▶ **WORK INSTRUCTIONS**
Which lines of the data include the string "Enable"? List them all.

▶ **Dataset rows of page text**
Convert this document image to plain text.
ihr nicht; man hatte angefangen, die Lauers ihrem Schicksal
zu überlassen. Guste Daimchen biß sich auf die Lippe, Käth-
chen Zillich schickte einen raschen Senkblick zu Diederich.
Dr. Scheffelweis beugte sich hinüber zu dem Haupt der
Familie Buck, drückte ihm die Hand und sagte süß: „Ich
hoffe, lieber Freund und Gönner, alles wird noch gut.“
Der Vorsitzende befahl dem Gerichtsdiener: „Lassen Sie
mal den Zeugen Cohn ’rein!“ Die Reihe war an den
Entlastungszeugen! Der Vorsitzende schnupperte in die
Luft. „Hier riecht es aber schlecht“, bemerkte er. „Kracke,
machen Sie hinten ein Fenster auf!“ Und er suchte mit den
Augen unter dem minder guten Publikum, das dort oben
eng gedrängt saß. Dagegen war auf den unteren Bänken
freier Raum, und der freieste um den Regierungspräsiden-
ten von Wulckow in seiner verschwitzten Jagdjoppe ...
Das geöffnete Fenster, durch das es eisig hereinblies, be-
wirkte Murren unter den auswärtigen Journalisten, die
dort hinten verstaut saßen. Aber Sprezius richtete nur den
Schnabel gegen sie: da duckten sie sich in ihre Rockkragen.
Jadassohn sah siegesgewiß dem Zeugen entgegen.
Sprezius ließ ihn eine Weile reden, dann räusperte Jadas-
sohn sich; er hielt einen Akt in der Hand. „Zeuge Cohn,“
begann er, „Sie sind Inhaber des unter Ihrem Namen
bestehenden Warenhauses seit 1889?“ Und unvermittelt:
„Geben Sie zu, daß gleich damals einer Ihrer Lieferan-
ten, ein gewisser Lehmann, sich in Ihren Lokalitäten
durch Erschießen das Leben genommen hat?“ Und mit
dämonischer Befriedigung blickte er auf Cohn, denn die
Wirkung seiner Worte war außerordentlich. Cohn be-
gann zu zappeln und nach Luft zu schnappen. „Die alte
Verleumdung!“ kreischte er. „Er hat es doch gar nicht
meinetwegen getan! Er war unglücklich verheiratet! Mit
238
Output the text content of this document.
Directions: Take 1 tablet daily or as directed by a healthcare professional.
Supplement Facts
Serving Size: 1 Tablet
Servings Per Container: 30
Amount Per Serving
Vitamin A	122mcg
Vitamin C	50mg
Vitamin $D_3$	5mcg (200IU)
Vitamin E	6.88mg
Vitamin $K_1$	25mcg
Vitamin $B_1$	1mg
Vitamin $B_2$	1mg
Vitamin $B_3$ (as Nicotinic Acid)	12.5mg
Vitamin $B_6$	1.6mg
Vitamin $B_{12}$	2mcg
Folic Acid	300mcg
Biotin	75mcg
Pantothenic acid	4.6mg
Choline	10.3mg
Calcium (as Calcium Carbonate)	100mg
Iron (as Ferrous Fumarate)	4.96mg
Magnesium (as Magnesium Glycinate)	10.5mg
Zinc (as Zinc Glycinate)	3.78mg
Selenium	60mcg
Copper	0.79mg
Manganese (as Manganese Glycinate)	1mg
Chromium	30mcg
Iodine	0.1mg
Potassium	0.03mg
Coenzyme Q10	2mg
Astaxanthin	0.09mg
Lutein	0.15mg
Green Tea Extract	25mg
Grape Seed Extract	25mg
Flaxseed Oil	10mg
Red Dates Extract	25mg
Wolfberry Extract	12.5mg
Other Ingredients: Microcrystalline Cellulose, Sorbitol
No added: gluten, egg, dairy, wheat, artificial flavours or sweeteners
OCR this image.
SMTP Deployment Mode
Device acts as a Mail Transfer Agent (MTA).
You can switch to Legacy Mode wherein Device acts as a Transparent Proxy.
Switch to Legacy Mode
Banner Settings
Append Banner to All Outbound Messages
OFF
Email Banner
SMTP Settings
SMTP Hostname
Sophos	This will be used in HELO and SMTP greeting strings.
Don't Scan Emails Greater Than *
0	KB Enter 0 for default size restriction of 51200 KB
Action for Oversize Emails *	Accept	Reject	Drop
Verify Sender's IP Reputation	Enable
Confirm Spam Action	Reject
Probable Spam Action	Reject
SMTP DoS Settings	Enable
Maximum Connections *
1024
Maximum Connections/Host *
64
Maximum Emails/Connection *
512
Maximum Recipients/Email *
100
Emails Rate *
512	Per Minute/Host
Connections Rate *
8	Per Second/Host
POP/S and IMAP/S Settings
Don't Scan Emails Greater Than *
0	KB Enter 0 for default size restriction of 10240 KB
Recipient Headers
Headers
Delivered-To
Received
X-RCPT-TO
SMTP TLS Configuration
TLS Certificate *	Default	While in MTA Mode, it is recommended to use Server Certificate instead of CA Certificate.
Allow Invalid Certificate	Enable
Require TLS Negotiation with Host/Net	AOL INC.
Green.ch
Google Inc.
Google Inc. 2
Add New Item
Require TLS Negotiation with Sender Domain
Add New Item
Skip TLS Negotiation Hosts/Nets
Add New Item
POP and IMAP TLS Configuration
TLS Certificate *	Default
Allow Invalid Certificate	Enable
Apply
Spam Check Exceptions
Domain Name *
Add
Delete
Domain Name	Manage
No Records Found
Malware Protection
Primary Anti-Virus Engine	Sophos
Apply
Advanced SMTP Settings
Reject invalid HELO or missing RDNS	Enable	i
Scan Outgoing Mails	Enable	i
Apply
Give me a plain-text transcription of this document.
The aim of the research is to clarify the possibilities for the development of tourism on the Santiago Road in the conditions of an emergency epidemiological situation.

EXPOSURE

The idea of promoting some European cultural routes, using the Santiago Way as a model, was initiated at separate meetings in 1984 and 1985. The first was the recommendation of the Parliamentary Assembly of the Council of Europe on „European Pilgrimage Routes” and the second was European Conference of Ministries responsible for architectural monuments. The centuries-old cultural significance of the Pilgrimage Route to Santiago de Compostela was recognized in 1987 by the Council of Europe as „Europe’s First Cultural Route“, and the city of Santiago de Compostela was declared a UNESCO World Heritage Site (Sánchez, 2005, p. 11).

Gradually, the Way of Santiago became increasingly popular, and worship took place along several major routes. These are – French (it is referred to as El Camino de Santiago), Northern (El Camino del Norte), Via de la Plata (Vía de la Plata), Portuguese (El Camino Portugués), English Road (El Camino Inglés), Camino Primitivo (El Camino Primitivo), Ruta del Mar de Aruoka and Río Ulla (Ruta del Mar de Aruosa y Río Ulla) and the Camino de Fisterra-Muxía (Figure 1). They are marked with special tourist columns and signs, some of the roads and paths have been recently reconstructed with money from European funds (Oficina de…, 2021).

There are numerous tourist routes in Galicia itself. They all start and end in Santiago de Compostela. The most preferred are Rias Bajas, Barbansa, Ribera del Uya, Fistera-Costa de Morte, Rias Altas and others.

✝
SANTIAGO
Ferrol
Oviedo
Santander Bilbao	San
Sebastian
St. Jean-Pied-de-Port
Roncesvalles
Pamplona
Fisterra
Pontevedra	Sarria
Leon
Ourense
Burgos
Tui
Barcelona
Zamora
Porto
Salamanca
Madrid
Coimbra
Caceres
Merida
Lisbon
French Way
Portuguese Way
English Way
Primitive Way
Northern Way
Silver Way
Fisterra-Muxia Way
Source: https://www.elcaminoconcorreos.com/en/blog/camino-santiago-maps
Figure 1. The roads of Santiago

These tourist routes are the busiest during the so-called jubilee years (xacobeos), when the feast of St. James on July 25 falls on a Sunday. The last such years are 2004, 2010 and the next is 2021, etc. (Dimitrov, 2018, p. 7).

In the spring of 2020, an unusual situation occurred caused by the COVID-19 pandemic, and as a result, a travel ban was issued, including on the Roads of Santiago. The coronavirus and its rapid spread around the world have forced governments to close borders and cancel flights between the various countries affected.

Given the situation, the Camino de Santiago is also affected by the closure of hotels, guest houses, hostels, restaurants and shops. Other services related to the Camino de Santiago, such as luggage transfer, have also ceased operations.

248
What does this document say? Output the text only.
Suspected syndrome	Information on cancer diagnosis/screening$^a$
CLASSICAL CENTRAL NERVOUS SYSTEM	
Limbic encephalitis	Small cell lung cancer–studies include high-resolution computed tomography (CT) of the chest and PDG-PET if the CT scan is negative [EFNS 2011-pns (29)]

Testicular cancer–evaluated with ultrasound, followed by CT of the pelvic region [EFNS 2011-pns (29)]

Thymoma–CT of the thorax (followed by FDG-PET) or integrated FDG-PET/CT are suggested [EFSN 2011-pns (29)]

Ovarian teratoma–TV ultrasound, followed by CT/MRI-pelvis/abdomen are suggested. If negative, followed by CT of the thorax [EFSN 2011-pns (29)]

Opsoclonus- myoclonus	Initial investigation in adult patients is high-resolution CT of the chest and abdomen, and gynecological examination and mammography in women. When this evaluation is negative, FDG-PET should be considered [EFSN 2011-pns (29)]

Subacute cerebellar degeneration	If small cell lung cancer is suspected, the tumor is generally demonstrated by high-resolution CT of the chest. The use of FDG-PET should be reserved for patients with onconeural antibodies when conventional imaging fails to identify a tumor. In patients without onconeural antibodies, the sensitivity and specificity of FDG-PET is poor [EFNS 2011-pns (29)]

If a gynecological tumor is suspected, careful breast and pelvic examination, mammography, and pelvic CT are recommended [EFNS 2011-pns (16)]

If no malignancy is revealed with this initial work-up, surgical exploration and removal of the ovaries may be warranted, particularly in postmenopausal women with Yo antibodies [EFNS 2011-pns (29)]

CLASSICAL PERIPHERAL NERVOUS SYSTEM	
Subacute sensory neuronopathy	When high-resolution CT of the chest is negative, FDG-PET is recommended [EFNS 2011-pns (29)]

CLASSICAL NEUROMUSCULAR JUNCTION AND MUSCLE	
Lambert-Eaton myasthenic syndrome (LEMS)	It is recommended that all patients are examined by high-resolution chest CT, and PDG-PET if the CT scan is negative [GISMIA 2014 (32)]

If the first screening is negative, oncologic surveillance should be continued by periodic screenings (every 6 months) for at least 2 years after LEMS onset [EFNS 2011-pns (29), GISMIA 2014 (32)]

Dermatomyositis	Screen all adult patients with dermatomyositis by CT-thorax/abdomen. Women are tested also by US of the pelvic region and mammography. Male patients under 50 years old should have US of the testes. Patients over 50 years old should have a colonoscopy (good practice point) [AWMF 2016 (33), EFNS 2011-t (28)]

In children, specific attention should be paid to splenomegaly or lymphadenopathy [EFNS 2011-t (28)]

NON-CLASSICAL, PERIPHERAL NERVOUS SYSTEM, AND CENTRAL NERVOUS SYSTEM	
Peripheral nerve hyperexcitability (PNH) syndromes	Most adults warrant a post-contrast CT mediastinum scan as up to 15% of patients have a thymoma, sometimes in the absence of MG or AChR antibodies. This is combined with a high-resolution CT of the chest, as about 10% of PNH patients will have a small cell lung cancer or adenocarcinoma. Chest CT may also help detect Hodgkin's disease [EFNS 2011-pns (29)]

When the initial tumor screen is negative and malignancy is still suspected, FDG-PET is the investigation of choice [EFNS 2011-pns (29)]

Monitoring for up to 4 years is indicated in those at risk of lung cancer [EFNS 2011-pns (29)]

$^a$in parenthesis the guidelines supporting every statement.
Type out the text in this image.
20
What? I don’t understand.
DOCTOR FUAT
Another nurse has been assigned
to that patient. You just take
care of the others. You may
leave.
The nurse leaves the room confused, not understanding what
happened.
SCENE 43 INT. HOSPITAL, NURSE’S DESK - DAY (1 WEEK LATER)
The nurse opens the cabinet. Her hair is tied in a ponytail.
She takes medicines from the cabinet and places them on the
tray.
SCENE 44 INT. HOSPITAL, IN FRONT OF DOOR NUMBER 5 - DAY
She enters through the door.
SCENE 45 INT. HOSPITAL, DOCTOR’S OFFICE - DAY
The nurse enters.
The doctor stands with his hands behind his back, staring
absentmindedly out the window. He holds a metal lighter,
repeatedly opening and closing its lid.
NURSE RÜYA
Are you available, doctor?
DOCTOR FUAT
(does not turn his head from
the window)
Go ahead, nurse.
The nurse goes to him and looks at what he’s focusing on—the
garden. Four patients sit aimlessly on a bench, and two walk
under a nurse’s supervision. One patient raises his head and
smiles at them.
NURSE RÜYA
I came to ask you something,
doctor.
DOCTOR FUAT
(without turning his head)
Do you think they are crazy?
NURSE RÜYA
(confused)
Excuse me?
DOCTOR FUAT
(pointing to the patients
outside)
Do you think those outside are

▶ **EXERCISE OUTPUT**
Verify Sender's IP Reputation	Enable
SMTP DoS Settings	Enable
Allow Invalid Certificate	Enable
Allow Invalid Certificate	Enable
Reject invalid HELO or missing RDNS	Enable	i
Scan Outgoing Mails	Enable	i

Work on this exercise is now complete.